**Entries:**
(begin)

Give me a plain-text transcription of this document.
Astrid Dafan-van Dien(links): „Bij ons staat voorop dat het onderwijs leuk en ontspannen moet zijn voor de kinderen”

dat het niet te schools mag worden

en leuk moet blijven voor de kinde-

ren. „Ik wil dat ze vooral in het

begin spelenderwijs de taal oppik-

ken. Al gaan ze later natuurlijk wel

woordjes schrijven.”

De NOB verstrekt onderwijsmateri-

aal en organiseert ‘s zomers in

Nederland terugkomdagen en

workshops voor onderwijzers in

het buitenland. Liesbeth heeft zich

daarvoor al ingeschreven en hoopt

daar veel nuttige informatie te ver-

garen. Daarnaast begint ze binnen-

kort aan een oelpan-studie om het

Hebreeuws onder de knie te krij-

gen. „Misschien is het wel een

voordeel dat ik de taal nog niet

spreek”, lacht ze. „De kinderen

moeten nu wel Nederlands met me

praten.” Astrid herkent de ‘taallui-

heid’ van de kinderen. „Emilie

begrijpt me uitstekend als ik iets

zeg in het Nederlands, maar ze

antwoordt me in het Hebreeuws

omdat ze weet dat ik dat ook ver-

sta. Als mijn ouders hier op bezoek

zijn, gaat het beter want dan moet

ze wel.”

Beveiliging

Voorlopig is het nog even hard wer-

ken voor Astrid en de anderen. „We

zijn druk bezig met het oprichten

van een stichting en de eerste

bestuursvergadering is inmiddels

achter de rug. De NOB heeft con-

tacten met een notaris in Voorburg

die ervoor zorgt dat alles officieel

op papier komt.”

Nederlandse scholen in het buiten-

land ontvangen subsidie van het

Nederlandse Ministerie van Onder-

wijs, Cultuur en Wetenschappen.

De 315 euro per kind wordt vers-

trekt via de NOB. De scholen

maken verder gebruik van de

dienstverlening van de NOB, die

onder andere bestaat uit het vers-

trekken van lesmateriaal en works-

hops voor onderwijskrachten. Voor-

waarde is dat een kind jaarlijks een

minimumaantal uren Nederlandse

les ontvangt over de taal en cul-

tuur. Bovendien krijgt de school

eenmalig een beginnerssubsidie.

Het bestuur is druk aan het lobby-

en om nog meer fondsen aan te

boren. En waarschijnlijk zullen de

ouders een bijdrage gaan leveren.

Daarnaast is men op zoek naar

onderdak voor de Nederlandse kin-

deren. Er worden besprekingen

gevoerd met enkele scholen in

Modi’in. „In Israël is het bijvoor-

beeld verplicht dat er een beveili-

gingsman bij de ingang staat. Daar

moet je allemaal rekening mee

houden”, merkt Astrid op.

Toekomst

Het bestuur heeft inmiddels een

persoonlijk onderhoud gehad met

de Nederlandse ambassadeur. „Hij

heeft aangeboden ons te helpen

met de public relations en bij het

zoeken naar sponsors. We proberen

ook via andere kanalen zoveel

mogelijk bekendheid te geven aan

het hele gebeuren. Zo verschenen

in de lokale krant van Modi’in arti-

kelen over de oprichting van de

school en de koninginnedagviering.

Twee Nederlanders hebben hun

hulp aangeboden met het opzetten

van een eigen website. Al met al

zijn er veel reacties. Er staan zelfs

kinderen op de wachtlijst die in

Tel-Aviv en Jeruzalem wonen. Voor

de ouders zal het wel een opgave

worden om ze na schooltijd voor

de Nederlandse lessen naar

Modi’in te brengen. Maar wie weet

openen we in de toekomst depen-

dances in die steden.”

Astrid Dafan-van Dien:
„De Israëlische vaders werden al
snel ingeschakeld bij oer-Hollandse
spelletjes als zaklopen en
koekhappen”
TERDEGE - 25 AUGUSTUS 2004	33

(end)

**Task instructions:** Every line in the data that holds "kinderen" should be copied out.

**Task result:**
Astrid Dafan-van Dien(links): „Bij ons staat voorop dat het onderwijs leuk en ontspannen moet zijn voor de kinderen”
spreek”, lacht ze. „De kinderen
heid’ van de kinderen. „Emilie
kinderen op de wachtlijst die in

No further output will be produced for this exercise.